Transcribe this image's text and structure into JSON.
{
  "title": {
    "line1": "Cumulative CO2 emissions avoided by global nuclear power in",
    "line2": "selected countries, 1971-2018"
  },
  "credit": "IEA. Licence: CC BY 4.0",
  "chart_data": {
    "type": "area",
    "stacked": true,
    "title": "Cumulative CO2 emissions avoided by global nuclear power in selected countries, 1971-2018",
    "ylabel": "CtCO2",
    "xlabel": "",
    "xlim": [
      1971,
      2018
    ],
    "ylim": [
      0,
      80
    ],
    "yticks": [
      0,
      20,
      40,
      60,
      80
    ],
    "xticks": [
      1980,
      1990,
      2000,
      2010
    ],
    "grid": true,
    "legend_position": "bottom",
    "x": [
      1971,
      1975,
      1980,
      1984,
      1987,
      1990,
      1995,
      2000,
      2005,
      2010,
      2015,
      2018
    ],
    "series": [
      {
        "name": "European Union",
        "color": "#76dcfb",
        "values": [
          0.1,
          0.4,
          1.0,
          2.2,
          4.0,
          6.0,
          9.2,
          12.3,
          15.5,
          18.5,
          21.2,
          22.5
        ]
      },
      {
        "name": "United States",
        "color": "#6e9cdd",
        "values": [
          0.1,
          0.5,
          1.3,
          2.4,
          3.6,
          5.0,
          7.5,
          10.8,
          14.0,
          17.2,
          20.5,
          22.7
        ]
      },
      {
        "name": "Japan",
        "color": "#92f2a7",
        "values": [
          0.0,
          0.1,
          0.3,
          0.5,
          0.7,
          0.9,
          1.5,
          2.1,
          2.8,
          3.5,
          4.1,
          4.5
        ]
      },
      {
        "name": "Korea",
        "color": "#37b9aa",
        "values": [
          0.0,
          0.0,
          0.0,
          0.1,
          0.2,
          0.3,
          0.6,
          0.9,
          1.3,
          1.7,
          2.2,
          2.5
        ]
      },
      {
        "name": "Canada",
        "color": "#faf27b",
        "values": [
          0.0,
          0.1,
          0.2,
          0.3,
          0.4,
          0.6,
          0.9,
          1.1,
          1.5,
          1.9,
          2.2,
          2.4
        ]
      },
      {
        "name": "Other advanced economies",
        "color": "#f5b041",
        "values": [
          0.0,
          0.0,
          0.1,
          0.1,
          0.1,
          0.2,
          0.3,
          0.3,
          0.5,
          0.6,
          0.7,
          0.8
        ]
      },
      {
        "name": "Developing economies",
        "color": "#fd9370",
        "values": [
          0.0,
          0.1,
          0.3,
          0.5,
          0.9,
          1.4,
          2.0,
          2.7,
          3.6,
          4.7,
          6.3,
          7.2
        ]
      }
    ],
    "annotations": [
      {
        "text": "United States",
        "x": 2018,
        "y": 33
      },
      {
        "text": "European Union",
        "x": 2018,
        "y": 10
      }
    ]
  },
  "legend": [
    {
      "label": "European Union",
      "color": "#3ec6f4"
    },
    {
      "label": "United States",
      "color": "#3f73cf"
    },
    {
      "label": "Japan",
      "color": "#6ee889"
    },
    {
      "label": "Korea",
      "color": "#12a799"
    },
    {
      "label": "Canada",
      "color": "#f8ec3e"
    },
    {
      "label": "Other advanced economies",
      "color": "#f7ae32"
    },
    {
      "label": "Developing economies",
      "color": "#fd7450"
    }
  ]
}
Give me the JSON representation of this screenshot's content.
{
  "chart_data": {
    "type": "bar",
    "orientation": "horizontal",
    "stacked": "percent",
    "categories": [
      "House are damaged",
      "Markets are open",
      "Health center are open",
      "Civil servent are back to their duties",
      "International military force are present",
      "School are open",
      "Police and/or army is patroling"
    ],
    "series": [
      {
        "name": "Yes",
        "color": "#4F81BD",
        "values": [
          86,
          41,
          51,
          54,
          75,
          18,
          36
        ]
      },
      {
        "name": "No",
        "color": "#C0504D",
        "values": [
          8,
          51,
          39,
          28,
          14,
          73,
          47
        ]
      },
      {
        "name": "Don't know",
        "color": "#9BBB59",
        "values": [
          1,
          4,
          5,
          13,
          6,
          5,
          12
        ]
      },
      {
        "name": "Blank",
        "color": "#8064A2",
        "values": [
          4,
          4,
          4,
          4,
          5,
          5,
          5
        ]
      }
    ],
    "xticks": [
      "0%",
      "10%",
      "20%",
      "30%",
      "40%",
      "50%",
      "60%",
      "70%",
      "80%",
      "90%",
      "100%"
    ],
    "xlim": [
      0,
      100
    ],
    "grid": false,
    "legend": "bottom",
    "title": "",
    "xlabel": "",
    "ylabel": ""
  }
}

.....

Job = Nothing in the listing may be changed; retype it all exactly.

Answer to the task =
Transcribe this image's text and structure into JSON.
{
  "title": {
    "line1": "Cumulative CO2 emissions avoided by global nuclear power in",
    "line2": "selected countries, 1971-2018"
  },
  "credit": "IEA. Licence: CC BY 4.0",
  "chart_data": {
    "type": "area",
    "stacked": true,
    "title": "Cumulative CO2 emissions avoided by global nuclear power in selected countries, 1971-2018",
    "ylabel": "CtCO2",
    "xlabel": "",
    "xlim": [
      1971,
      2018
    ],
    "ylim": [
      0,
      80
    ],
    "yticks": [
      0,
      20,
      40,
      60,
      80
    ],
    "xticks": [
      1980,
      1990,
      2000,
      2010
    ],
    "grid": true,
    "legend_position": "bottom",
    "x": [
      1971,
      1975,
      1980,
      1984,
      1987,
      1990,
      1995,
      2000,
      2005,
      2010,
      2015,
      2018
    ],
    "series": [
      {
        "name": "European Union",
        "color": "#76dcfb",
        "values": [
          0.1,
          0.4,
          1.0,
          2.2,
          4.0,
          6.0,
          9.2,
          12.3,
          15.5,
          18.5,
          21.2,
          22.5
        ]
      },
      {
        "name": "United States",
        "color": "#6e9cdd",
        "values": [
          0.1,
          0.5,
          1.3,
          2.4,
          3.6,
          5.0,
          7.5,
          10.8,
          14.0,
          17.2,
          20.5,
          22.7
        ]
      },
      {
        "name": "Japan",
        "color": "#92f2a7",
        "values": [
          0.0,
          0.1,
          0.3,
          0.5,
          0.7,
          0.9,
          1.5,
          2.1,
          2.8,
          3.5,
          4.1,
          4.5
        ]
      },
      {
        "name": "Korea",
        "color": "#37b9aa",
        "values": [
          0.0,
          0.0,
          0.0,
          0.1,
          0.2,
          0.3,
          0.6,
          0.9,
          1.3,
          1.7,
          2.2,
          2.5
        ]
      },
      {
        "name": "Canada",
        "color": "#faf27b",
        "values": [
          0.0,
          0.1,
          0.2,
          0.3,
          0.4,
          0.6,
          0.9,
          1.1,
          1.5,
          1.9,
          2.2,
          2.4
        ]
      },
      {
        "name": "Other advanced economies",
        "color": "#f5b041",
        "values": [
          0.0,
          0.0,
          0.1,
          0.1,
          0.1,
          0.2,
          0.3,
          0.3,
          0.5,
          0.6,
          0.7,
          0.8
        ]
      },
      {
        "name": "Developing economies",
        "color": "#fd9370",
        "values": [
          0.0,
          0.1,
          0.3,
          0.5,
          0.9,
          1.4,
          2.0,
          2.7,
          3.6,
          4.7,
          6.3,
          7.2
        ]
      }
    ],
    "annotations": [
      {
        "text": "United States",
        "x": 2018,
        "y": 33
      },
      {
        "text": "European Union",
        "x": 2018,
        "y": 10
      }
    ]
  },
  "legend": [
    {
      "label": "European Union",
      "color": "#3ec6f4"
    },
    {
      "label": "United States",
      "color": "#3f73cf"
    },
    {
      "label": "Japan",
      "color": "#6ee889"
    },
    {
      "label": "Korea",
      "color": "#12a799"
    },
    {
      "label": "Canada",
      "color": "#f8ec3e"
    },
    {
      "label": "Other advanced economies",
      "color": "#f7ae32"
    },
    {
      "label": "Developing economies",
      "color": "#fd7450"
    }
  ]
}
Give me the JSON representation of this screenshot's content.
{
  "chart_data": {
    "type": "bar",
    "orientation": "horizontal",
    "stacked": "percent",
    "categories": [
      "House are damaged",
      "Markets are open",
      "Health center are open",
      "Civil servent are back to their duties",
      "International military force are present",
      "School are open",
      "Police and/or army is patroling"
    ],
    "series": [
      {
        "name": "Yes",
        "color": "#4F81BD",
        "values": [
          86,
          41,
          51,
          54,
          75,
          18,
          36
        ]
      },
      {
        "name": "No",
        "color": "#C0504D",
        "values": [
          8,
          51,
          39,
          28,
          14,
          73,
          47
        ]
      },
      {
        "name": "Don't know",
        "color": "#9BBB59",
        "values": [
          1,
          4,
          5,
          13,
          6,
          5,
          12
        ]
      },
      {
        "name": "Blank",
        "color": "#8064A2",
        "values": [
          4,
          4,
          4,
          4,
          5,
          5,
          5
        ]
      }
    ],
    "xticks": [
      "0%",
      "10%",
      "20%",
      "30%",
      "40%",
      "50%",
      "60%",
      "70%",
      "80%",
      "90%",
      "100%"
    ],
    "xlim": [
      0,
      100
    ],
    "grid": false,
    "legend": "bottom",
    "title": "",
    "xlabel": "",
    "ylabel": ""
  }
}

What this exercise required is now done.